• _Task material_
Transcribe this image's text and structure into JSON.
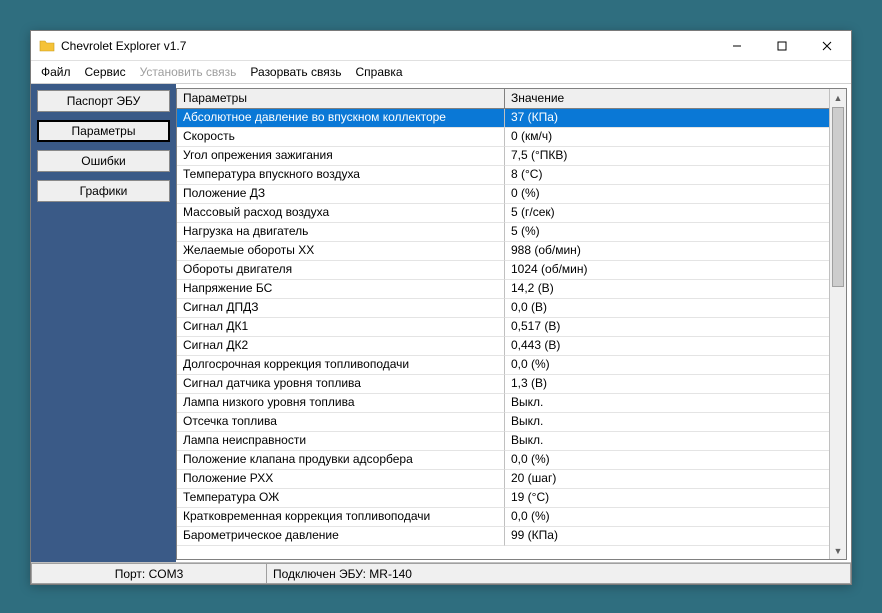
{
  "window": {
    "title": "Chevrolet Explorer v1.7",
    "icon_color": "#eab308"
  },
  "menubar": {
    "items": [
      {
        "label": "Файл",
        "disabled": false
      },
      {
        "label": "Сервис",
        "disabled": false
      },
      {
        "label": "Установить связь",
        "disabled": true
      },
      {
        "label": "Разорвать связь",
        "disabled": false
      },
      {
        "label": "Справка",
        "disabled": false
      }
    ]
  },
  "sidebar": {
    "buttons": [
      {
        "label": "Паспорт ЭБУ",
        "active": false
      },
      {
        "label": "Параметры",
        "active": true
      },
      {
        "label": "Ошибки",
        "active": false
      },
      {
        "label": "Графики",
        "active": false
      }
    ]
  },
  "grid": {
    "columns": {
      "param": "Параметры",
      "value": "Значение"
    },
    "selected_index": 0,
    "rows": [
      {
        "param": "Абсолютное давление во впускном коллекторе",
        "value": "37  (КПа)"
      },
      {
        "param": "Скорость",
        "value": "0  (км/ч)"
      },
      {
        "param": "Угол опрежения зажигания",
        "value": "7,5  (°ПКВ)"
      },
      {
        "param": "Температура впускного воздуха",
        "value": "8  (°C)"
      },
      {
        "param": "Положение ДЗ",
        "value": "0  (%)"
      },
      {
        "param": "Массовый расход воздуха",
        "value": "5  (г/сек)"
      },
      {
        "param": "Нагрузка на двигатель",
        "value": "5  (%)"
      },
      {
        "param": "Желаемые обороты ХХ",
        "value": "988  (об/мин)"
      },
      {
        "param": "Обороты двигателя",
        "value": "1024  (об/мин)"
      },
      {
        "param": "Напряжение БС",
        "value": "14,2  (В)"
      },
      {
        "param": "Сигнал ДПДЗ",
        "value": "0,0  (В)"
      },
      {
        "param": "Сигнал ДК1",
        "value": "0,517  (В)"
      },
      {
        "param": "Сигнал ДК2",
        "value": "0,443  (В)"
      },
      {
        "param": "Долгосрочная коррекция топливоподачи",
        "value": "0,0  (%)"
      },
      {
        "param": "Сигнал датчика уровня топлива",
        "value": "1,3  (В)"
      },
      {
        "param": "Лампа низкого уровня топлива",
        "value": "Выкл."
      },
      {
        "param": "Отсечка топлива",
        "value": "Выкл."
      },
      {
        "param": "Лампа неисправности",
        "value": "Выкл."
      },
      {
        "param": "Положение клапана продувки адсорбера",
        "value": "0,0  (%)"
      },
      {
        "param": "Положение РХХ",
        "value": "20  (шаг)"
      },
      {
        "param": "Температура ОЖ",
        "value": "19  (°C)"
      },
      {
        "param": "Кратковременная коррекция топливоподачи",
        "value": "0,0  (%)"
      },
      {
        "param": "Барометрическое давление",
        "value": "99  (КПа)"
      }
    ]
  },
  "statusbar": {
    "port": "Порт: COM3",
    "status": "Подключен ЭБУ: MR-140"
  },
  "colors": {
    "page_bg": "#2f6e7f",
    "sidebar_bg": "#3a5a87",
    "selected_row_bg": "#0a78d6",
    "selected_row_fg": "#ffffff",
    "button_bg": "#efefef",
    "border": "#808080"
  }
}
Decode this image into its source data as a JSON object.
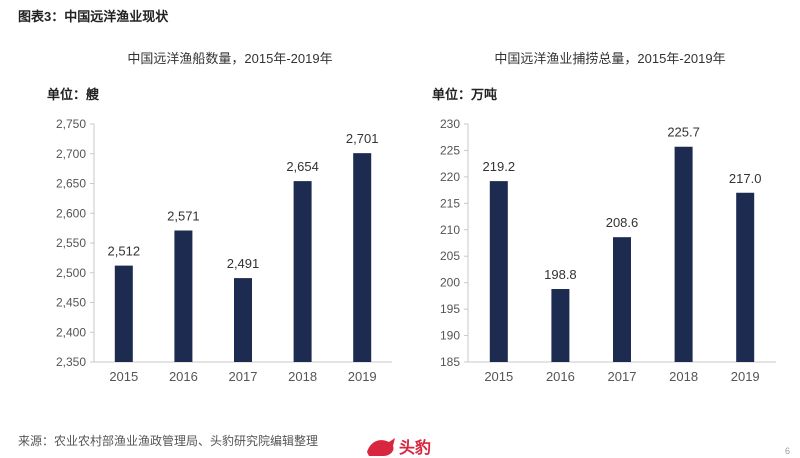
{
  "figure_title": "图表3：中国远洋渔业现状",
  "left": {
    "title": "中国远洋渔船数量，2015年-2019年",
    "unit": "单位：艘"
  },
  "right": {
    "title": "中国远洋渔业捕捞总量，2015年-2019年",
    "unit": "单位：万吨"
  },
  "source": "来源：农业农村部渔业渔政管理局、头豹研究院编辑整理",
  "logo_text": "头豹",
  "page_number": "6",
  "colors": {
    "bar": "#1c2b4f",
    "axis": "#c8c8c8",
    "text": "#555555"
  },
  "chart_data": [
    {
      "type": "bar",
      "categories": [
        "2015",
        "2016",
        "2017",
        "2018",
        "2019"
      ],
      "values": [
        2512,
        2571,
        2491,
        2654,
        2701
      ],
      "labels": [
        "2,512",
        "2,571",
        "2,491",
        "2,654",
        "2,701"
      ],
      "ylim": [
        2350,
        2750
      ],
      "yticks": [
        2350,
        2400,
        2450,
        2500,
        2550,
        2600,
        2650,
        2700,
        2750
      ],
      "ytick_labels": [
        "2,350",
        "2,400",
        "2,450",
        "2,500",
        "2,550",
        "2,600",
        "2,650",
        "2,700",
        "2,750"
      ],
      "grid": false
    },
    {
      "type": "bar",
      "categories": [
        "2015",
        "2016",
        "2017",
        "2018",
        "2019"
      ],
      "values": [
        219.2,
        198.8,
        208.6,
        225.7,
        217.0
      ],
      "labels": [
        "219.2",
        "198.8",
        "208.6",
        "225.7",
        "217.0"
      ],
      "ylim": [
        185,
        230
      ],
      "yticks": [
        185,
        190,
        195,
        200,
        205,
        210,
        215,
        220,
        225,
        230
      ],
      "ytick_labels": [
        "185",
        "190",
        "195",
        "200",
        "205",
        "210",
        "215",
        "220",
        "225",
        "230"
      ],
      "grid": false
    }
  ]
}
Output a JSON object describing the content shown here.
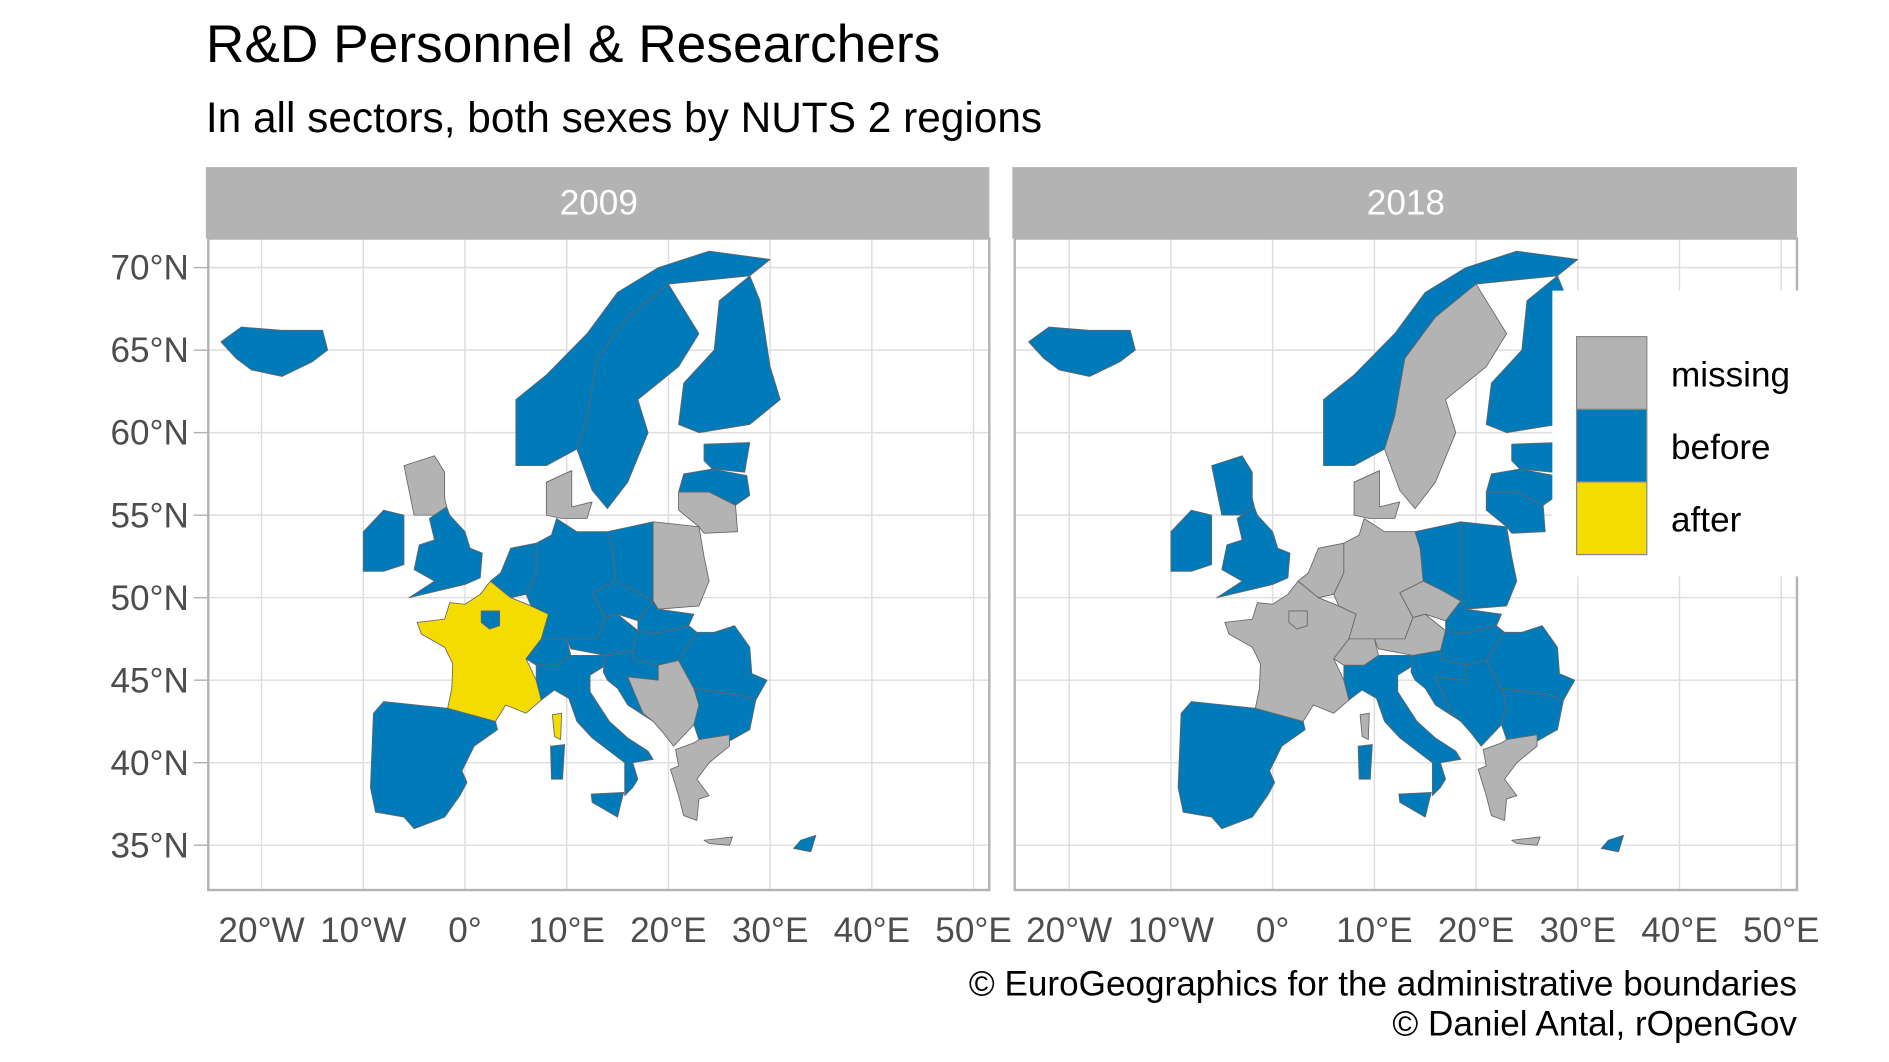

• _Written exercise_
Copy out every line of the material above exactly, skipping the pictures.

• _Output for this exercise_
Transcribe this image's text and structure into JSON.
{
  "window": {
    "title": "Chevrolet Explorer v1.7",
    "icon_color": "#eab308"
  },
  "menubar": {
    "items": [
      {
        "label": "Файл",
        "disabled": false
      },
      {
        "label": "Сервис",
        "disabled": false
      },
      {
        "label": "Установить связь",
        "disabled": true
      },
      {
        "label": "Разорвать связь",
        "disabled": false
      },
      {
        "label": "Справка",
        "disabled": false
      }
    ]
  },
  "sidebar": {
    "buttons": [
      {
        "label": "Паспорт ЭБУ",
        "active": false
      },
      {
        "label": "Параметры",
        "active": true
      },
      {
        "label": "Ошибки",
        "active": false
      },
      {
        "label": "Графики",
        "active": false
      }
    ]
  },
  "grid": {
    "columns": {
      "param": "Параметры",
      "value": "Значение"
    },
    "selected_index": 0,
    "rows": [
      {
        "param": "Абсолютное давление во впускном коллекторе",
        "value": "37  (КПа)"
      },
      {
        "param": "Скорость",
        "value": "0  (км/ч)"
      },
      {
        "param": "Угол опрежения зажигания",
        "value": "7,5  (°ПКВ)"
      },
      {
        "param": "Температура впускного воздуха",
        "value": "8  (°C)"
      },
      {
        "param": "Положение ДЗ",
        "value": "0  (%)"
      },
      {
        "param": "Массовый расход воздуха",
        "value": "5  (г/сек)"
      },
      {
        "param": "Нагрузка на двигатель",
        "value": "5  (%)"
      },
      {
        "param": "Желаемые обороты ХХ",
        "value": "988  (об/мин)"
      },
      {
        "param": "Обороты двигателя",
        "value": "1024  (об/мин)"
      },
      {
        "param": "Напряжение БС",
        "value": "14,2  (В)"
      },
      {
        "param": "Сигнал ДПДЗ",
        "value": "0,0  (В)"
      },
      {
        "param": "Сигнал ДК1",
        "value": "0,517  (В)"
      },
      {
        "param": "Сигнал ДК2",
        "value": "0,443  (В)"
      },
      {
        "param": "Долгосрочная коррекция топливоподачи",
        "value": "0,0  (%)"
      },
      {
        "param": "Сигнал датчика уровня топлива",
        "value": "1,3  (В)"
      },
      {
        "param": "Лампа низкого уровня топлива",
        "value": "Выкл."
      },
      {
        "param": "Отсечка топлива",
        "value": "Выкл."
      },
      {
        "param": "Лампа неисправности",
        "value": "Выкл."
      },
      {
        "param": "Положение клапана продувки адсорбера",
        "value": "0,0  (%)"
      },
      {
        "param": "Положение РХХ",
        "value": "20  (шаг)"
      },
      {
        "param": "Температура ОЖ",
        "value": "19  (°C)"
      },
      {
        "param": "Кратковременная коррекция топливоподачи",
        "value": "0,0  (%)"
      },
      {
        "param": "Барометрическое давление",
        "value": "99  (КПа)"
      }
    ]
  },
  "statusbar": {
    "port": "Порт: COM3",
    "status": "Подключен ЭБУ: MR-140"
  },
  "colors": {
    "page_bg": "#2f6e7f",
    "sidebar_bg": "#3a5a87",
    "selected_row_bg": "#0a78d6",
    "selected_row_fg": "#ffffff",
    "button_bg": "#efefef",
    "border": "#808080"
  }
}
Decode this image into its source data as a JSON object.
{
  "figure_title": "图表3：中国远洋渔业现状",
  "left": {
    "title": "中国远洋渔船数量，2015年-2019年",
    "unit": "单位：艘"
  },
  "right": {
    "title": "中国远洋渔业捕捞总量，2015年-2019年",
    "unit": "单位：万吨"
  },
  "source": "来源：农业农村部渔业渔政管理局、头豹研究院编辑整理",
  "logo_text": "头豹",
  "page_number": "6",
  "colors": {
    "bar": "#1c2b4f",
    "axis": "#c8c8c8",
    "text": "#555555"
  },
  "chart_data": [
    {
      "type": "bar",
      "categories": [
        "2015",
        "2016",
        "2017",
        "2018",
        "2019"
      ],
      "values": [
        2512,
        2571,
        2491,
        2654,
        2701
      ],
      "labels": [
        "2,512",
        "2,571",
        "2,491",
        "2,654",
        "2,701"
      ],
      "ylim": [
        2350,
        2750
      ],
      "yticks": [
        2350,
        2400,
        2450,
        2500,
        2550,
        2600,
        2650,
        2700,
        2750
      ],
      "ytick_labels": [
        "2,350",
        "2,400",
        "2,450",
        "2,500",
        "2,550",
        "2,600",
        "2,650",
        "2,700",
        "2,750"
      ],
      "grid": false
    },
    {
      "type": "bar",
      "categories": [
        "2015",
        "2016",
        "2017",
        "2018",
        "2019"
      ],
      "values": [
        219.2,
        198.8,
        208.6,
        225.7,
        217.0
      ],
      "labels": [
        "219.2",
        "198.8",
        "208.6",
        "225.7",
        "217.0"
      ],
      "ylim": [
        185,
        230
      ],
      "yticks": [
        185,
        190,
        195,
        200,
        205,
        210,
        215,
        220,
        225,
        230
      ],
      "ytick_labels": [
        "185",
        "190",
        "195",
        "200",
        "205",
        "210",
        "215",
        "220",
        "225",
        "230"
      ],
      "grid": false
    }
  ]
}
Output a JSON object describing the content shown here.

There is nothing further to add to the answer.